#### TASK REQUIREMENTS:
Check every line in the records below for the word "identité" and report how many have it, nothing more.

------------------------------

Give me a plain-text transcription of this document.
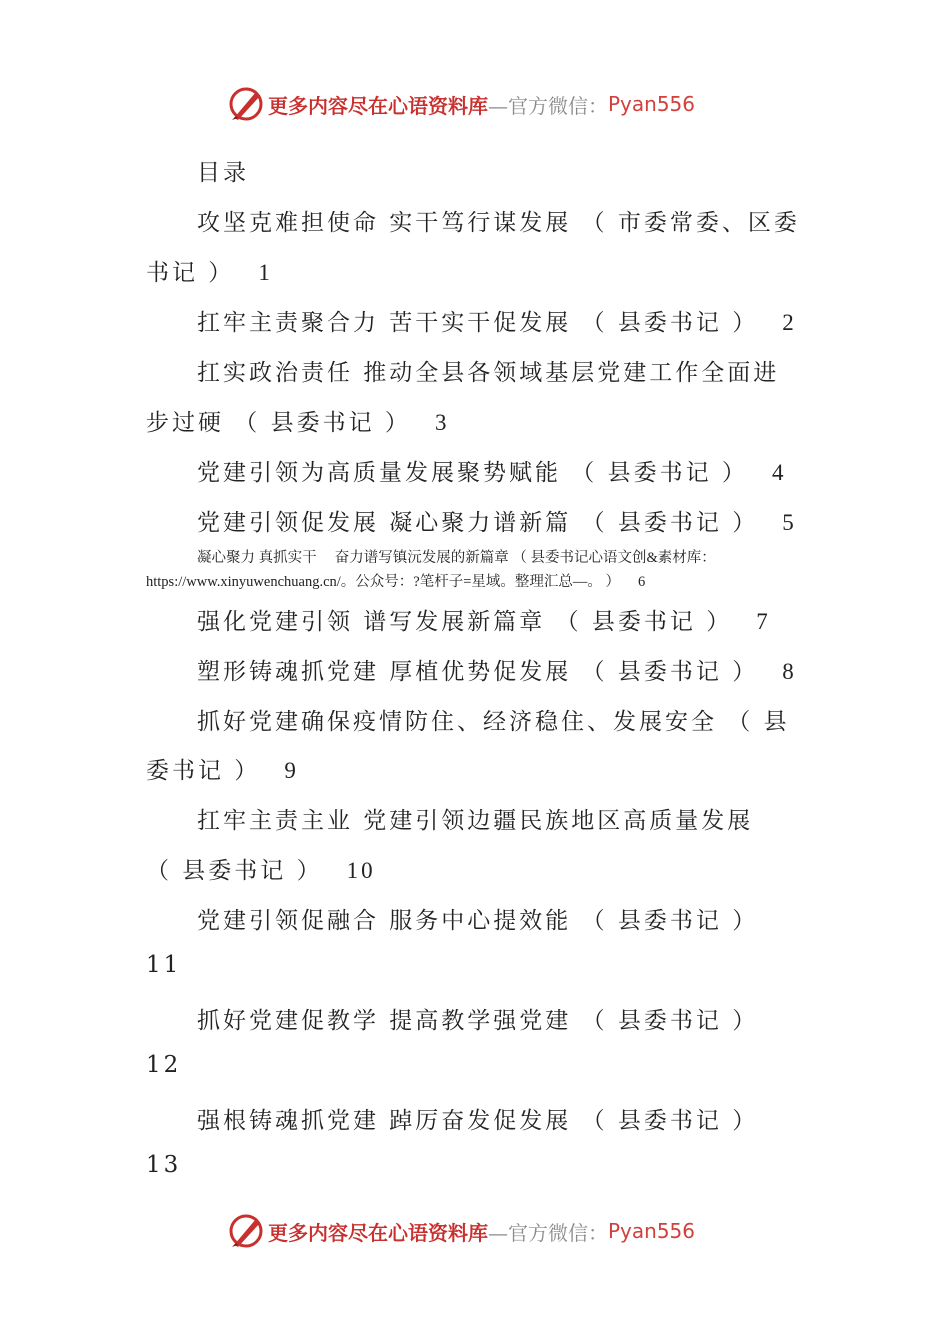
更多内容尽在心语资料库 —官方微信： Pyan556
目录
攻坚克难担使命 实干笃行谋发展 （ 市委常委、区委
书记 ） 1
扛牢主责聚合力 苦干实干促发展 （ 县委书记 ） 2
扛实政治责任 推动全县各领域基层党建工作全面进
步过硬 （ 县委书记 ） 3
党建引领为高质量发展聚势赋能 （ 县委书记 ） 4
党建引领促发展 凝心聚力谱新篇 （ 县委书记 ） 5
凝心聚力 真抓实干　 奋力谱写镇沅发展的新篇章 （ 县委书记心语文创&素材库：
https://www.xinyuwenchuang.cn/。公众号：?笔杆子=星域。整理汇总—。 ） 6
强化党建引领 谱写发展新篇章 （ 县委书记 ） 7
塑形铸魂抓党建 厚植优势促发展 （ 县委书记 ） 8
抓好党建确保疫情防住、经济稳住、发展安全 （ 县
委书记 ） 9
扛牢主责主业 党建引领边疆民族地区高质量发展
（ 县委书记 ） 10
党建引领促融合 服务中心提效能 （ 县委书记 ）
11
抓好党建促教学 提高教学强党建 （ 县委书记 ）
12
强根铸魂抓党建 踔厉奋发促发展 （ 县委书记 ）
13
更多内容尽在心语资料库 —官方微信： Pyan556
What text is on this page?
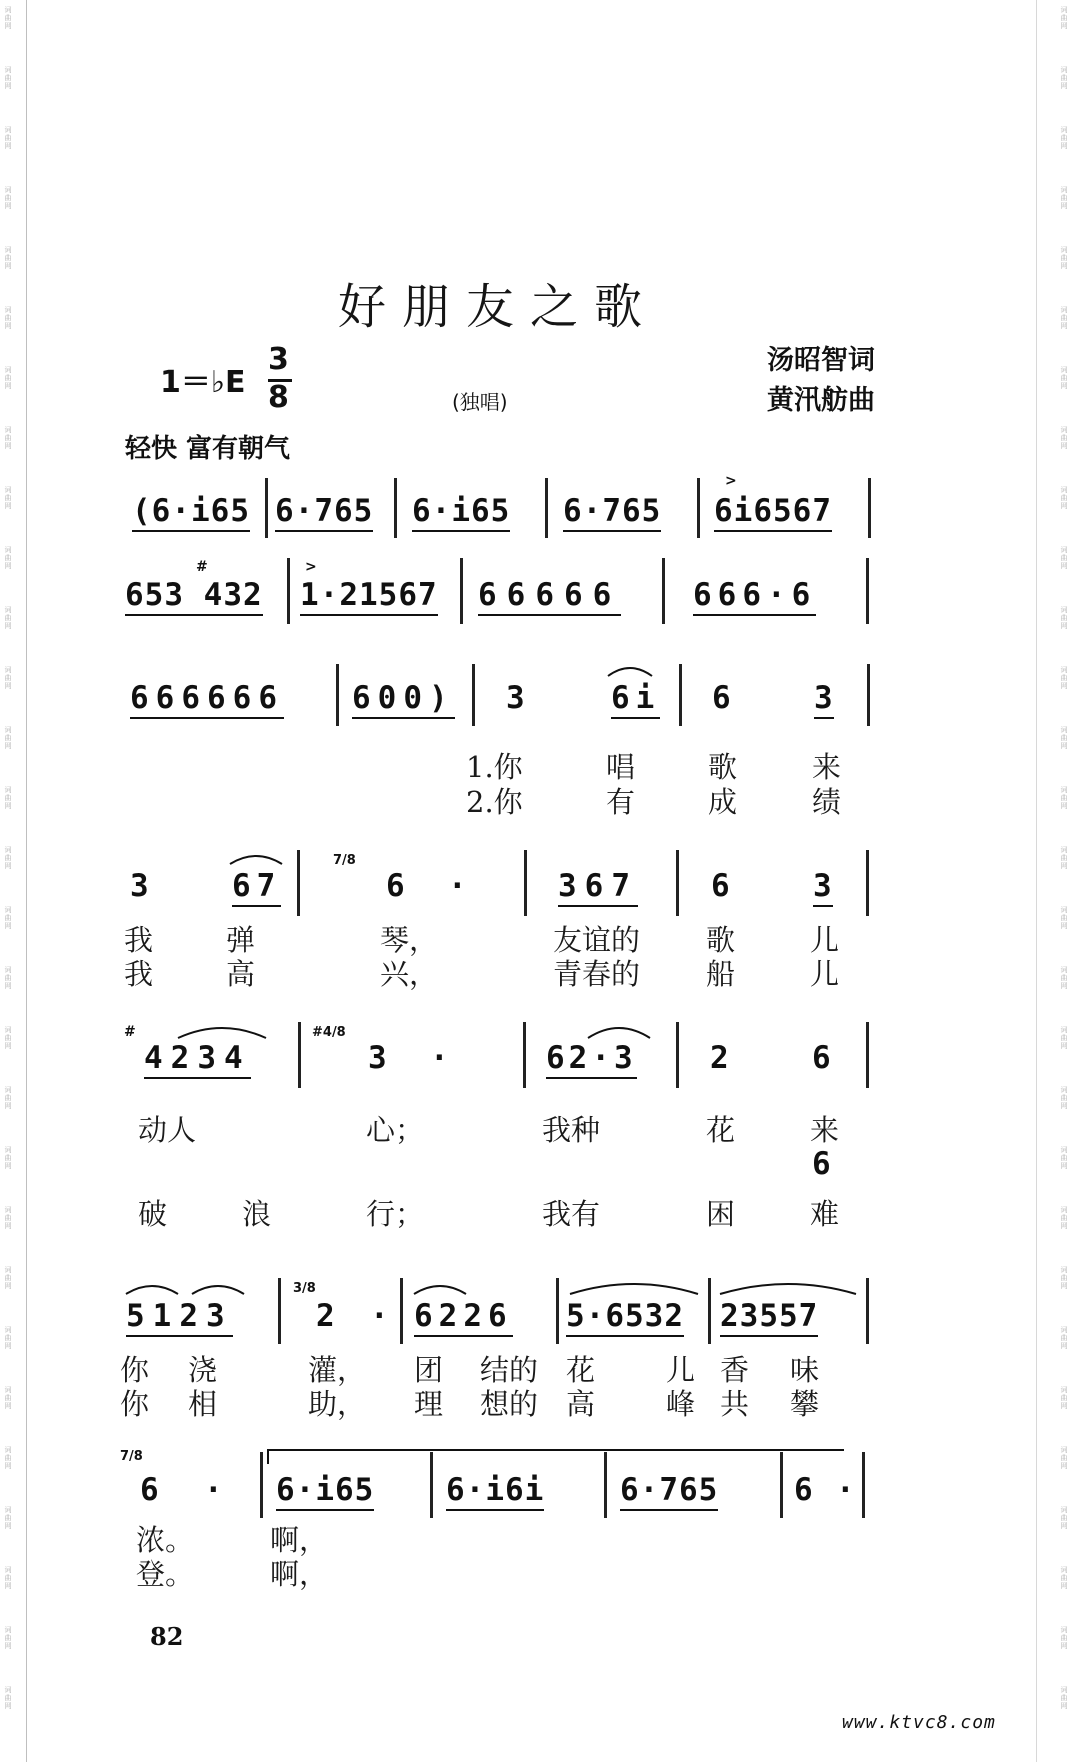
词曲网
词曲网
词曲网
词曲网
词曲网
词曲网
词曲网
词曲网
词曲网
词曲网
词曲网
词曲网
词曲网
词曲网
词曲网
词曲网
词曲网
词曲网
词曲网
词曲网
词曲网
词曲网
词曲网
词曲网
词曲网
词曲网
词曲网
词曲网
词曲网
词曲网
词曲网
词曲网
词曲网
词曲网
词曲网
词曲网
词曲网
词曲网
词曲网
词曲网
词曲网
词曲网
词曲网
词曲网
词曲网
词曲网
词曲网
词曲网
词曲网
词曲网
词曲网
词曲网
词曲网
词曲网
词曲网
词曲网
词曲网
词曲网
好朋友之歌
汤昭智词
黄汛舫曲
1＝♭E
3
8	(独唱)
轻快 富有朝气
(6·i65 6·765 6·i65 6·765
>
6i6567
#
653 432
>
1·21567 66666 666·6
666666 600) 3	6i 6	3
1.你	唱	歌	来
2.你	有	成	绩
3	67
7/8
6 ·	367 6	3
我	弹	琴，	友谊的 歌	儿
我	高	兴，	青春的 船	儿
#
4234
#4/8
3 ·	62·3 2	6
动人	心；	我种	花	来
6
破	浪	行；	我有	困	难
5123
3/8
2 · 6226 5·6532 23557
你 浇	灌， 团 结的 花 儿 香 味
你 相	助， 理 想的 高 峰 共 攀
7/8
6 · 6·i65 6·i6i 6·765 6 ·
浓。	啊，
登。	啊，
82
www.ktvc8.com
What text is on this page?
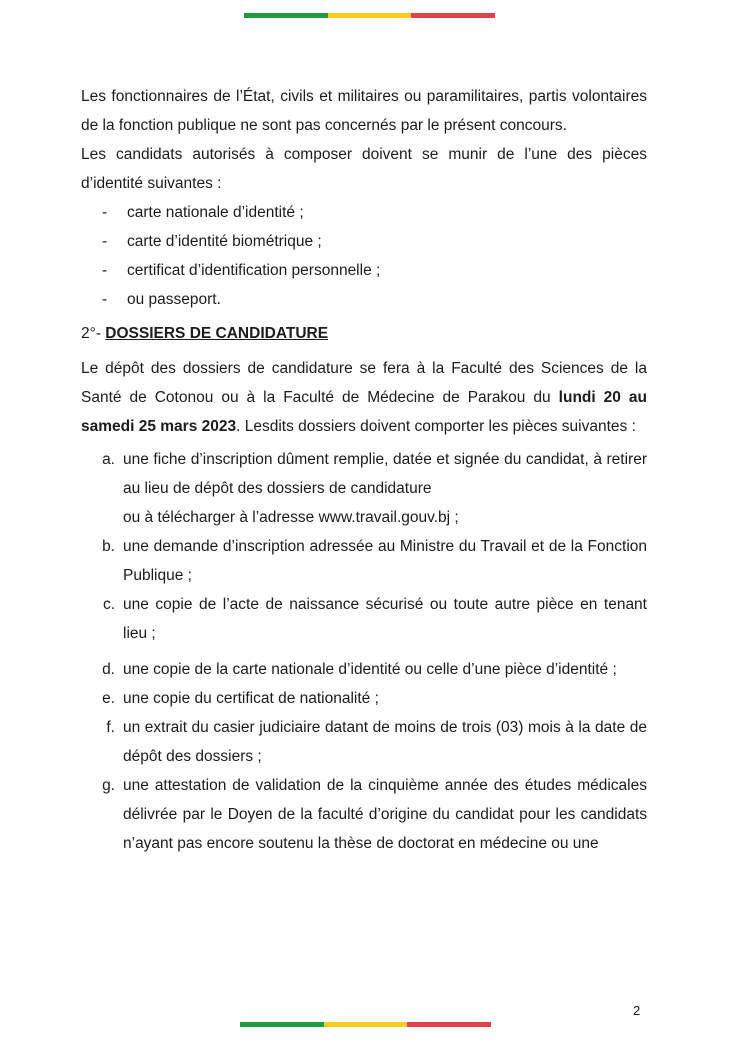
Les fonctionnaires de l’État, civils et militaires ou paramilitaires, partis volontaires de la fonction publique ne sont pas concernés par le présent concours.

Les candidats autorisés à composer doivent se munir de l’une des pièces d’identité suivantes :

-	carte nationale d’identité ;
-	carte d’identité biométrique ;
-	certificat d’identification personnelle ;
-	ou passeport.
2°- DOSSIERS DE CANDIDATURE

Le dépôt des dossiers de candidature se fera à la Faculté des Sciences de la Santé de Cotonou ou à la Faculté de Médecine de Parakou du lundi 20 au samedi 25 mars 2023. Lesdits dossiers doivent comporter les pièces suivantes :

a. une fiche d’inscription dûment remplie, datée et signée du candidat, à retirer au lieu de dépôt des dossiers de candidature
ou à télécharger à l’adresse www.travail.gouv.bj ;
b. une demande d’inscription adressée au Ministre du Travail et de la Fonction Publique ;
c. une copie de l’acte de naissance sécurisé ou toute autre pièce en tenant lieu ;
d. une copie de la carte nationale d’identité ou celle d’une pièce d’identité ;
e. une copie du certificat de nationalité ;
f. un extrait du casier judiciaire datant de moins de trois (03) mois à la date de dépôt des dossiers ;
g. une attestation de validation de la cinquième année des études médicales délivrée par le Doyen de la faculté d’origine du candidat pour les candidats n’ayant pas encore soutenu la thèse de doctorat en médecine ou une
2
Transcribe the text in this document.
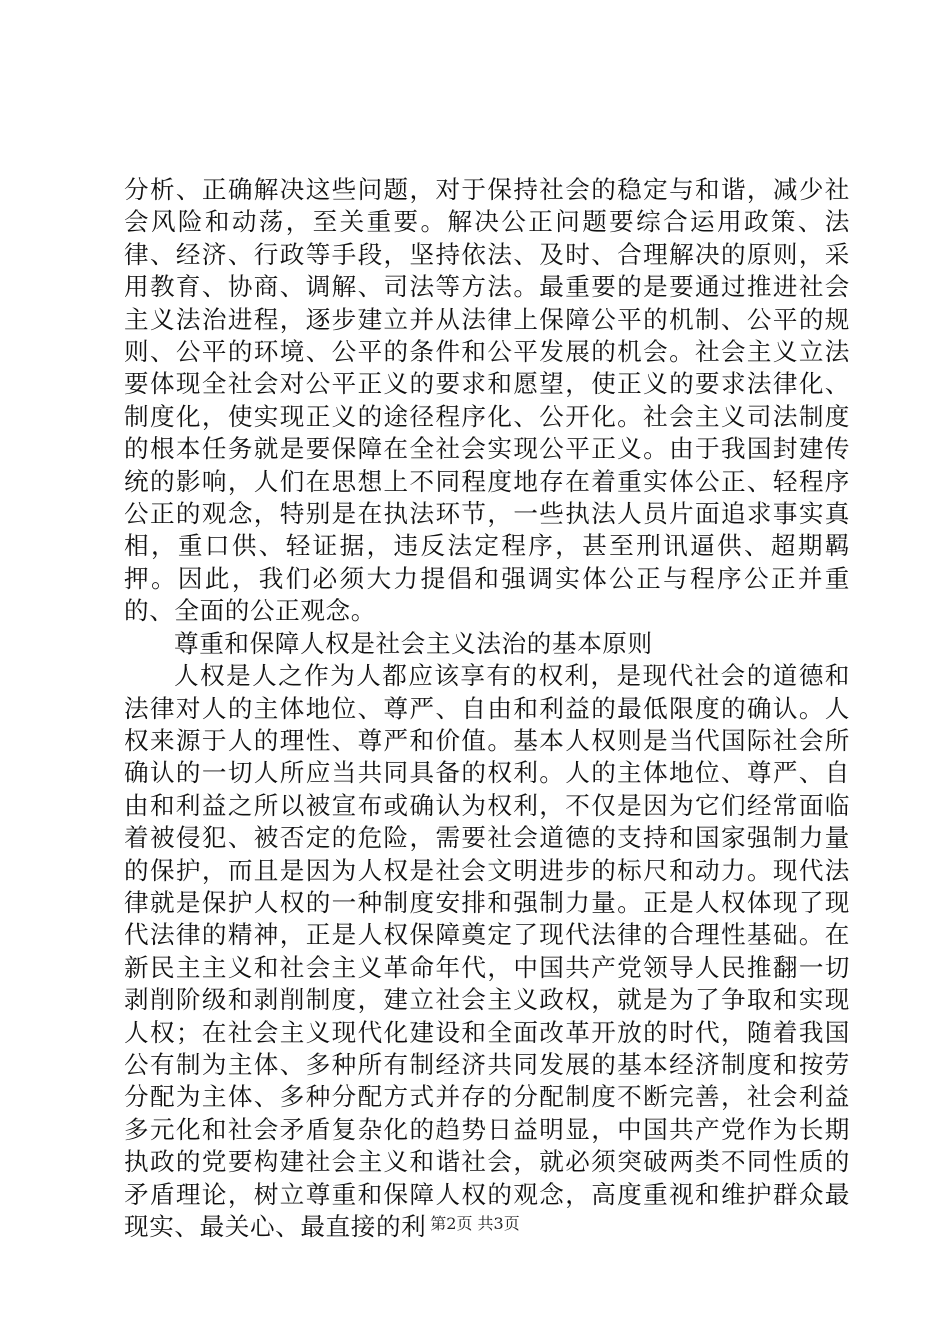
分析、正确解决这些问题，对于保持社会的稳定与和谐，减少社会风险和动荡，至关重要。解决公正问题要综合运用政策、法律、经济、行政等手段，坚持依法、及时、合理解决的原则，采用教育、协商、调解、司法等方法。最重要的是要通过推进社会主义法治进程，逐步建立并从法律上保障公平的机制、公平的规则、公平的环境、公平的条件和公平发展的机会。社会主义立法要体现全社会对公平正义的要求和愿望，使正义的要求法律化、制度化，使实现正义的途径程序化、公开化。社会主义司法制度的根本任务就是要保障在全社会实现公平正义。由于我国封建传统的影响，人们在思想上不同程度地存在着重实体公正、轻程序公正的观念，特别是在执法环节，一些执法人员片面追求事实真相，重口供、轻证据，违反法定程序，甚至刑讯逼供、超期羁押。因此，我们必须大力提倡和强调实体公正与程序公正并重的、全面的公正观念。

尊重和保障人权是社会主义法治的基本原则

人权是人之作为人都应该享有的权利，是现代社会的道德和法律对人的主体地位、尊严、自由和利益的最低限度的确认。人权来源于人的理性、尊严和价值。基本人权则是当代国际社会所确认的一切人所应当共同具备的权利。人的主体地位、尊严、自由和利益之所以被宣布或确认为权利，不仅是因为它们经常面临着被侵犯、被否定的危险，需要社会道德的支持和国家强制力量的保护，而且是因为人权是社会文明进步的标尺和动力。现代法律就是保护人权的一种制度安排和强制力量。正是人权体现了现代法律的精神，正是人权保障奠定了现代法律的合理性基础。在新民主主义和社会主义革命年代，中国共产党领导人民推翻一切剥削阶级和剥削制度，建立社会主义政权，就是为了争取和实现人权；在社会主义现代化建设和全面改革开放的时代，随着我国公有制为主体、多种所有制经济共同发展的基本经济制度和按劳分配为主体、多种分配方式并存的分配制度不断完善，社会利益多元化和社会矛盾复杂化的趋势日益明显，中国共产党作为长期执政的党要构建社会主义和谐社会，就必须突破两类不同性质的矛盾理论，树立尊重和保障人权的观念，高度重视和维护群众最现实、最关心、最直接的利 第2页 共3页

------------------------------

#### SOLUTION TO THE PROBLEM:
4